## Start PROVIDED RECORDS

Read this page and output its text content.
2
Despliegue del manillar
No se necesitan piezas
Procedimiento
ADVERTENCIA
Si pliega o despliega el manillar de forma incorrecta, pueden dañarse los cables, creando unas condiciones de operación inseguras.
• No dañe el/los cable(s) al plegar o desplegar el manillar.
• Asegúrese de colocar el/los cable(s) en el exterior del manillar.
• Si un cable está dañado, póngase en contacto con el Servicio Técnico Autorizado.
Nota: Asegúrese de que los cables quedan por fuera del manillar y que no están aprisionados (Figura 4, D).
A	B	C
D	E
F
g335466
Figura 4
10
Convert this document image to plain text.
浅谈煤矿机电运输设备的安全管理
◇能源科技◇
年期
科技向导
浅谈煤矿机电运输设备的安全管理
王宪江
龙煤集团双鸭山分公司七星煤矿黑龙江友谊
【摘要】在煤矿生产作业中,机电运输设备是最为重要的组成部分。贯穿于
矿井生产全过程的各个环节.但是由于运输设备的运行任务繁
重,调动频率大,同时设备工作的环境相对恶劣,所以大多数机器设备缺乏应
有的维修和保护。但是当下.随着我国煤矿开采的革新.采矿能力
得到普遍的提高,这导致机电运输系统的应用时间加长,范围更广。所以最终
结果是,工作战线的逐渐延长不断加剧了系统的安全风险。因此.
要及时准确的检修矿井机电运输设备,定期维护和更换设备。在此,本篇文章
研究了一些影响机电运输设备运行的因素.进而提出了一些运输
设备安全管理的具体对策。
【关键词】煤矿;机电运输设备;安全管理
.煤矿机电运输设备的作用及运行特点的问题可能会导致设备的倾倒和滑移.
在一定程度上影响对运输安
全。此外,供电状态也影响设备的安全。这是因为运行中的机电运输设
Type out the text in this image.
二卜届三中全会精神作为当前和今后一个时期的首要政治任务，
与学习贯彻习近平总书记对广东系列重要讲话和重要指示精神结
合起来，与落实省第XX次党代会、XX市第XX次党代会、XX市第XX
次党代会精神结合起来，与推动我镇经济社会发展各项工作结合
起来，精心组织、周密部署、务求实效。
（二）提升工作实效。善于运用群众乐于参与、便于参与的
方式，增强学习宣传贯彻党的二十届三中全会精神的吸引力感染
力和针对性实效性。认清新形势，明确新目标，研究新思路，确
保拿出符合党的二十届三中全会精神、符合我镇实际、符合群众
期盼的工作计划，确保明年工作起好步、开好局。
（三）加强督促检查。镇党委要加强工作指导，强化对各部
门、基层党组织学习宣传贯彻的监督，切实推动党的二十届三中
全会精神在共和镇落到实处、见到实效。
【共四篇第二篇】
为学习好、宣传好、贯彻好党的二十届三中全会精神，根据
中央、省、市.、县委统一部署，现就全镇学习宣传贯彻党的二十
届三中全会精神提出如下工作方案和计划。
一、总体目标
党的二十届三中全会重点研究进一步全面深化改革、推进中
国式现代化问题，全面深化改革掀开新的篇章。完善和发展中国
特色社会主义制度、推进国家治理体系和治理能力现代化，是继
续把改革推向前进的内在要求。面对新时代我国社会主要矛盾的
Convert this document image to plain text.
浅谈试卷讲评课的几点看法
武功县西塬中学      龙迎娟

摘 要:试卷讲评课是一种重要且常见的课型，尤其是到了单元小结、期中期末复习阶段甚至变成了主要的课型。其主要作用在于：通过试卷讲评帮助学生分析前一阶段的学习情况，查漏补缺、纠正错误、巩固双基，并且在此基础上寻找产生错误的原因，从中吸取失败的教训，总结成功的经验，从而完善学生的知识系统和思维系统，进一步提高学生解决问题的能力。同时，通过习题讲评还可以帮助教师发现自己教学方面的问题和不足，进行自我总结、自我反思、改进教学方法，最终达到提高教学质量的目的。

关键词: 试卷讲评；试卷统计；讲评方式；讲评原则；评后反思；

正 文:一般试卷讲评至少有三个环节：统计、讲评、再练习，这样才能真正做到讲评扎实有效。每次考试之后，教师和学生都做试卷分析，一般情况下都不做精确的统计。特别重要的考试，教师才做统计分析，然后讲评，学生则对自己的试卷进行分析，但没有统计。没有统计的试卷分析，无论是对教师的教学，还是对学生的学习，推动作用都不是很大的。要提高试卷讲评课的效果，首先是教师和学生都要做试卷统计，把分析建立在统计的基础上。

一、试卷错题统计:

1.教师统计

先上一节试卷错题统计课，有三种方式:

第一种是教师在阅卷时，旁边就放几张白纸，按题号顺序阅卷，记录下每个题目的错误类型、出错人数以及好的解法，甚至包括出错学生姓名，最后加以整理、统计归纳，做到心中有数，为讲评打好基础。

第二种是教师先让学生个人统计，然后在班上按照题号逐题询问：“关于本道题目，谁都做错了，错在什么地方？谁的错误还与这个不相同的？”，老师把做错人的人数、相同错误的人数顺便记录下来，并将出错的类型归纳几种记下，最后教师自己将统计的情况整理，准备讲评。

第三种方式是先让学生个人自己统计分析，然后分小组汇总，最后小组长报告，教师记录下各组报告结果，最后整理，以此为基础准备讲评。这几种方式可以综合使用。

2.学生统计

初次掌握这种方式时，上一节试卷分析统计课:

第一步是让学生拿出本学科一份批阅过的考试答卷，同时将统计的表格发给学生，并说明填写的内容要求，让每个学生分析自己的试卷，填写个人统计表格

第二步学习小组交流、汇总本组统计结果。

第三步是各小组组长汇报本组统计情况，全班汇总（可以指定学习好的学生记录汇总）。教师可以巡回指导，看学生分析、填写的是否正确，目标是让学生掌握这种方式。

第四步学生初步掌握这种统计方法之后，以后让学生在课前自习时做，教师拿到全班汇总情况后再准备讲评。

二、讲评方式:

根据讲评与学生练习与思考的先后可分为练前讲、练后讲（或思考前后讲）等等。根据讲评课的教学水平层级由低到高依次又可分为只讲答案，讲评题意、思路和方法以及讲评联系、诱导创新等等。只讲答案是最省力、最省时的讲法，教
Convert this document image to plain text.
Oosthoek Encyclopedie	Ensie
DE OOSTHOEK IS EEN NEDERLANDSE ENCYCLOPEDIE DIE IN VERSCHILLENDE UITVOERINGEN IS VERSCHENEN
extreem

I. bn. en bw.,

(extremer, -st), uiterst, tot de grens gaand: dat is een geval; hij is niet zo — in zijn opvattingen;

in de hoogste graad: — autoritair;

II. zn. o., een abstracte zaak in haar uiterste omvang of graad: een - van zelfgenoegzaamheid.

## End PROVIDED RECORDS

→ **WHAT THE TASK REQUIRES**:
Return all of the entries exactly as they were supplied.

→ **REPLY TO THE TASK**:
Read this page and output its text content.
2
Despliegue del manillar
No se necesitan piezas
Procedimiento
ADVERTENCIA
Si pliega o despliega el manillar de forma incorrecta, pueden dañarse los cables, creando unas condiciones de operación inseguras.
• No dañe el/los cable(s) al plegar o desplegar el manillar.
• Asegúrese de colocar el/los cable(s) en el exterior del manillar.
• Si un cable está dañado, póngase en contacto con el Servicio Técnico Autorizado.
Nota: Asegúrese de que los cables quedan por fuera del manillar y que no están aprisionados (Figura 4, D).
A	B	C
D	E
F
g335466
Figura 4
10
Convert this document image to plain text.
浅谈煤矿机电运输设备的安全管理
◇能源科技◇
年期
科技向导
浅谈煤矿机电运输设备的安全管理
王宪江
龙煤集团双鸭山分公司七星煤矿黑龙江友谊
【摘要】在煤矿生产作业中,机电运输设备是最为重要的组成部分。贯穿于
矿井生产全过程的各个环节.但是由于运输设备的运行任务繁
重,调动频率大,同时设备工作的环境相对恶劣,所以大多数机器设备缺乏应
有的维修和保护。但是当下.随着我国煤矿开采的革新.采矿能力
得到普遍的提高,这导致机电运输系统的应用时间加长,范围更广。所以最终
结果是,工作战线的逐渐延长不断加剧了系统的安全风险。因此.
要及时准确的检修矿井机电运输设备,定期维护和更换设备。在此,本篇文章
研究了一些影响机电运输设备运行的因素.进而提出了一些运输
设备安全管理的具体对策。
【关键词】煤矿;机电运输设备;安全管理
.煤矿机电运输设备的作用及运行特点的问题可能会导致设备的倾倒和滑移.
在一定程度上影响对运输安
全。此外,供电状态也影响设备的安全。这是因为运行中的机电运输设
Type out the text in this image.
二卜届三中全会精神作为当前和今后一个时期的首要政治任务，
与学习贯彻习近平总书记对广东系列重要讲话和重要指示精神结
合起来，与落实省第XX次党代会、XX市第XX次党代会、XX市第XX
次党代会精神结合起来，与推动我镇经济社会发展各项工作结合
起来，精心组织、周密部署、务求实效。
（二）提升工作实效。善于运用群众乐于参与、便于参与的
方式，增强学习宣传贯彻党的二十届三中全会精神的吸引力感染
力和针对性实效性。认清新形势，明确新目标，研究新思路，确
保拿出符合党的二十届三中全会精神、符合我镇实际、符合群众
期盼的工作计划，确保明年工作起好步、开好局。
（三）加强督促检查。镇党委要加强工作指导，强化对各部
门、基层党组织学习宣传贯彻的监督，切实推动党的二十届三中
全会精神在共和镇落到实处、见到实效。
【共四篇第二篇】
为学习好、宣传好、贯彻好党的二十届三中全会精神，根据
中央、省、市.、县委统一部署，现就全镇学习宣传贯彻党的二十
届三中全会精神提出如下工作方案和计划。
一、总体目标
党的二十届三中全会重点研究进一步全面深化改革、推进中
国式现代化问题，全面深化改革掀开新的篇章。完善和发展中国
特色社会主义制度、推进国家治理体系和治理能力现代化，是继
续把改革推向前进的内在要求。面对新时代我国社会主要矛盾的
Convert this document image to plain text.
浅谈试卷讲评课的几点看法
武功县西塬中学      龙迎娟

摘 要:试卷讲评课是一种重要且常见的课型，尤其是到了单元小结、期中期末复习阶段甚至变成了主要的课型。其主要作用在于：通过试卷讲评帮助学生分析前一阶段的学习情况，查漏补缺、纠正错误、巩固双基，并且在此基础上寻找产生错误的原因，从中吸取失败的教训，总结成功的经验，从而完善学生的知识系统和思维系统，进一步提高学生解决问题的能力。同时，通过习题讲评还可以帮助教师发现自己教学方面的问题和不足，进行自我总结、自我反思、改进教学方法，最终达到提高教学质量的目的。

关键词: 试卷讲评；试卷统计；讲评方式；讲评原则；评后反思；

正 文:一般试卷讲评至少有三个环节：统计、讲评、再练习，这样才能真正做到讲评扎实有效。每次考试之后，教师和学生都做试卷分析，一般情况下都不做精确的统计。特别重要的考试，教师才做统计分析，然后讲评，学生则对自己的试卷进行分析，但没有统计。没有统计的试卷分析，无论是对教师的教学，还是对学生的学习，推动作用都不是很大的。要提高试卷讲评课的效果，首先是教师和学生都要做试卷统计，把分析建立在统计的基础上。

一、试卷错题统计:

1.教师统计

先上一节试卷错题统计课，有三种方式:

第一种是教师在阅卷时，旁边就放几张白纸，按题号顺序阅卷，记录下每个题目的错误类型、出错人数以及好的解法，甚至包括出错学生姓名，最后加以整理、统计归纳，做到心中有数，为讲评打好基础。

第二种是教师先让学生个人统计，然后在班上按照题号逐题询问：“关于本道题目，谁都做错了，错在什么地方？谁的错误还与这个不相同的？”，老师把做错人的人数、相同错误的人数顺便记录下来，并将出错的类型归纳几种记下，最后教师自己将统计的情况整理，准备讲评。

第三种方式是先让学生个人自己统计分析，然后分小组汇总，最后小组长报告，教师记录下各组报告结果，最后整理，以此为基础准备讲评。这几种方式可以综合使用。

2.学生统计

初次掌握这种方式时，上一节试卷分析统计课:

第一步是让学生拿出本学科一份批阅过的考试答卷，同时将统计的表格发给学生，并说明填写的内容要求，让每个学生分析自己的试卷，填写个人统计表格

第二步学习小组交流、汇总本组统计结果。

第三步是各小组组长汇报本组统计情况，全班汇总（可以指定学习好的学生记录汇总）。教师可以巡回指导，看学生分析、填写的是否正确，目标是让学生掌握这种方式。

第四步学生初步掌握这种统计方法之后，以后让学生在课前自习时做，教师拿到全班汇总情况后再准备讲评。

二、讲评方式:

根据讲评与学生练习与思考的先后可分为练前讲、练后讲（或思考前后讲）等等。根据讲评课的教学水平层级由低到高依次又可分为只讲答案，讲评题意、思路和方法以及讲评联系、诱导创新等等。只讲答案是最省力、最省时的讲法，教
Convert this document image to plain text.
Oosthoek Encyclopedie	Ensie
DE OOSTHOEK IS EEN NEDERLANDSE ENCYCLOPEDIE DIE IN VERSCHILLENDE UITVOERINGEN IS VERSCHENEN
extreem

I. bn. en bw.,

(extremer, -st), uiterst, tot de grens gaand: dat is een geval; hij is niet zo — in zijn opvattingen;

in de hoogste graad: — autoritair;

II. zn. o., een abstracte zaak in haar uiterste omvang of graad: een - van zelfgenoegzaamheid.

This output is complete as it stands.